── RECORDED DATA ──
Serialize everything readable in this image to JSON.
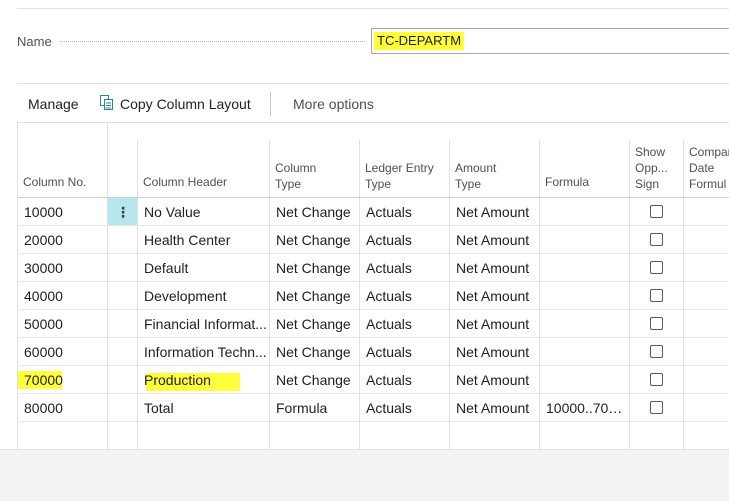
{
  "name_field": {
    "label": "Name",
    "value": "TC-DEPARTM"
  },
  "actions": {
    "manage": "Manage",
    "copy_column_layout": "Copy Column Layout",
    "more_options": "More options"
  },
  "grid": {
    "headers": {
      "column_no": "Column No.",
      "column_header": "Column Header",
      "column_type": [
        "Column",
        "Type"
      ],
      "ledger_entry_type": [
        "Ledger Entry",
        "Type"
      ],
      "amount_type": [
        "Amount",
        "Type"
      ],
      "formula": "Formula",
      "show_opp_sign": [
        "Show",
        "Opp...",
        "Sign"
      ],
      "comparison_date_formula": [
        "Compar",
        "Date",
        "Formul"
      ]
    },
    "rows": [
      {
        "column_no": "10000",
        "column_header": "No Value",
        "column_type": "Net Change",
        "ledger_entry_type": "Actuals",
        "amount_type": "Net Amount",
        "formula": ""
      },
      {
        "column_no": "20000",
        "column_header": "Health Center",
        "column_type": "Net Change",
        "ledger_entry_type": "Actuals",
        "amount_type": "Net Amount",
        "formula": ""
      },
      {
        "column_no": "30000",
        "column_header": "Default",
        "column_type": "Net Change",
        "ledger_entry_type": "Actuals",
        "amount_type": "Net Amount",
        "formula": ""
      },
      {
        "column_no": "40000",
        "column_header": "Development",
        "column_type": "Net Change",
        "ledger_entry_type": "Actuals",
        "amount_type": "Net Amount",
        "formula": ""
      },
      {
        "column_no": "50000",
        "column_header": "Financial Informat...",
        "column_type": "Net Change",
        "ledger_entry_type": "Actuals",
        "amount_type": "Net Amount",
        "formula": ""
      },
      {
        "column_no": "60000",
        "column_header": "Information Techn...",
        "column_type": "Net Change",
        "ledger_entry_type": "Actuals",
        "amount_type": "Net Amount",
        "formula": ""
      },
      {
        "column_no": "70000",
        "column_header": "Production",
        "column_type": "Net Change",
        "ledger_entry_type": "Actuals",
        "amount_type": "Net Amount",
        "formula": ""
      },
      {
        "column_no": "80000",
        "column_header": "Total",
        "column_type": "Formula",
        "ledger_entry_type": "Actuals",
        "amount_type": "Net Amount",
        "formula": "10000..700..."
      }
    ]
  },
  "colors": {
    "highlight": "#ffff3c",
    "selected_row_marker": "#b7e7ec"
  }
}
───
Your copy of the data above should match it exactly, except that pictures are left out.

Serialize everything readable in this image to JSON.
{
  "name_field": {
    "label": "Name",
    "value": "TC-DEPARTM"
  },
  "actions": {
    "manage": "Manage",
    "copy_column_layout": "Copy Column Layout",
    "more_options": "More options"
  },
  "grid": {
    "headers": {
      "column_no": "Column No.",
      "column_header": "Column Header",
      "column_type": [
        "Column",
        "Type"
      ],
      "ledger_entry_type": [
        "Ledger Entry",
        "Type"
      ],
      "amount_type": [
        "Amount",
        "Type"
      ],
      "formula": "Formula",
      "show_opp_sign": [
        "Show",
        "Opp...",
        "Sign"
      ],
      "comparison_date_formula": [
        "Compar",
        "Date",
        "Formul"
      ]
    },
    "rows": [
      {
        "column_no": "10000",
        "column_header": "No Value",
        "column_type": "Net Change",
        "ledger_entry_type": "Actuals",
        "amount_type": "Net Amount",
        "formula": ""
      },
      {
        "column_no": "20000",
        "column_header": "Health Center",
        "column_type": "Net Change",
        "ledger_entry_type": "Actuals",
        "amount_type": "Net Amount",
        "formula": ""
      },
      {
        "column_no": "30000",
        "column_header": "Default",
        "column_type": "Net Change",
        "ledger_entry_type": "Actuals",
        "amount_type": "Net Amount",
        "formula": ""
      },
      {
        "column_no": "40000",
        "column_header": "Development",
        "column_type": "Net Change",
        "ledger_entry_type": "Actuals",
        "amount_type": "Net Amount",
        "formula": ""
      },
      {
        "column_no": "50000",
        "column_header": "Financial Informat...",
        "column_type": "Net Change",
        "ledger_entry_type": "Actuals",
        "amount_type": "Net Amount",
        "formula": ""
      },
      {
        "column_no": "60000",
        "column_header": "Information Techn...",
        "column_type": "Net Change",
        "ledger_entry_type": "Actuals",
        "amount_type": "Net Amount",
        "formula": ""
      },
      {
        "column_no": "70000",
        "column_header": "Production",
        "column_type": "Net Change",
        "ledger_entry_type": "Actuals",
        "amount_type": "Net Amount",
        "formula": ""
      },
      {
        "column_no": "80000",
        "column_header": "Total",
        "column_type": "Formula",
        "ledger_entry_type": "Actuals",
        "amount_type": "Net Amount",
        "formula": "10000..700..."
      }
    ]
  },
  "colors": {
    "highlight": "#ffff3c",
    "selected_row_marker": "#b7e7ec"
  }
}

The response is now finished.